* [Instructions for the task]: Return the records exactly as they are.
──────
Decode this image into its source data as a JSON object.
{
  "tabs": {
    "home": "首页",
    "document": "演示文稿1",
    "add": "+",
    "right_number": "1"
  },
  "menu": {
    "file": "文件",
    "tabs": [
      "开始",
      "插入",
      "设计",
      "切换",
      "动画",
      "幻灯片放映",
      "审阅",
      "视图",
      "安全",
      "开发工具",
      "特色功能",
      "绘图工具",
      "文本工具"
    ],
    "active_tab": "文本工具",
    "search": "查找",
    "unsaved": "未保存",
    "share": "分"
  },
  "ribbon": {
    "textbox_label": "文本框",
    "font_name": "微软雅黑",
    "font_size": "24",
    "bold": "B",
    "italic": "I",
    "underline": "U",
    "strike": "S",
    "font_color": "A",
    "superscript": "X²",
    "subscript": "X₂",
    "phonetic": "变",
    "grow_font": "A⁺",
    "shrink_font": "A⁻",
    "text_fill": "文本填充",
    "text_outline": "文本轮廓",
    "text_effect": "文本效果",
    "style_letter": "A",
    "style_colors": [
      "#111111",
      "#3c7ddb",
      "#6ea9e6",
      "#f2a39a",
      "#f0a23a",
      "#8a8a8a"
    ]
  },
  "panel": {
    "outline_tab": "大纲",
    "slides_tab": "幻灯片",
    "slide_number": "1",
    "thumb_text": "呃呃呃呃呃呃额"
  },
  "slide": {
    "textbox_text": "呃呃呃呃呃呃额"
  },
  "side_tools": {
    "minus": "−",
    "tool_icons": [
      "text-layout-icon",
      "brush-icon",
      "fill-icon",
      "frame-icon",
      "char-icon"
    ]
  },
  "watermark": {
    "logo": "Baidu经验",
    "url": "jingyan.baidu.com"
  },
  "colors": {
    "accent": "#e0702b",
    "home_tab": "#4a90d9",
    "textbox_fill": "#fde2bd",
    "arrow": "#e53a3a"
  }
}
──────
* [Problem solution]:
Decode this image into its source data as a JSON object.
{
  "tabs": {
    "home": "首页",
    "document": "演示文稿1",
    "add": "+",
    "right_number": "1"
  },
  "menu": {
    "file": "文件",
    "tabs": [
      "开始",
      "插入",
      "设计",
      "切换",
      "动画",
      "幻灯片放映",
      "审阅",
      "视图",
      "安全",
      "开发工具",
      "特色功能",
      "绘图工具",
      "文本工具"
    ],
    "active_tab": "文本工具",
    "search": "查找",
    "unsaved": "未保存",
    "share": "分"
  },
  "ribbon": {
    "textbox_label": "文本框",
    "font_name": "微软雅黑",
    "font_size": "24",
    "bold": "B",
    "italic": "I",
    "underline": "U",
    "strike": "S",
    "font_color": "A",
    "superscript": "X²",
    "subscript": "X₂",
    "phonetic": "变",
    "grow_font": "A⁺",
    "shrink_font": "A⁻",
    "text_fill": "文本填充",
    "text_outline": "文本轮廓",
    "text_effect": "文本效果",
    "style_letter": "A",
    "style_colors": [
      "#111111",
      "#3c7ddb",
      "#6ea9e6",
      "#f2a39a",
      "#f0a23a",
      "#8a8a8a"
    ]
  },
  "panel": {
    "outline_tab": "大纲",
    "slides_tab": "幻灯片",
    "slide_number": "1",
    "thumb_text": "呃呃呃呃呃呃额"
  },
  "slide": {
    "textbox_text": "呃呃呃呃呃呃额"
  },
  "side_tools": {
    "minus": "−",
    "tool_icons": [
      "text-layout-icon",
      "brush-icon",
      "fill-icon",
      "frame-icon",
      "char-icon"
    ]
  },
  "watermark": {
    "logo": "Baidu经验",
    "url": "jingyan.baidu.com"
  },
  "colors": {
    "accent": "#e0702b",
    "home_tab": "#4a90d9",
    "textbox_fill": "#fde2bd",
    "arrow": "#e53a3a"
  }
}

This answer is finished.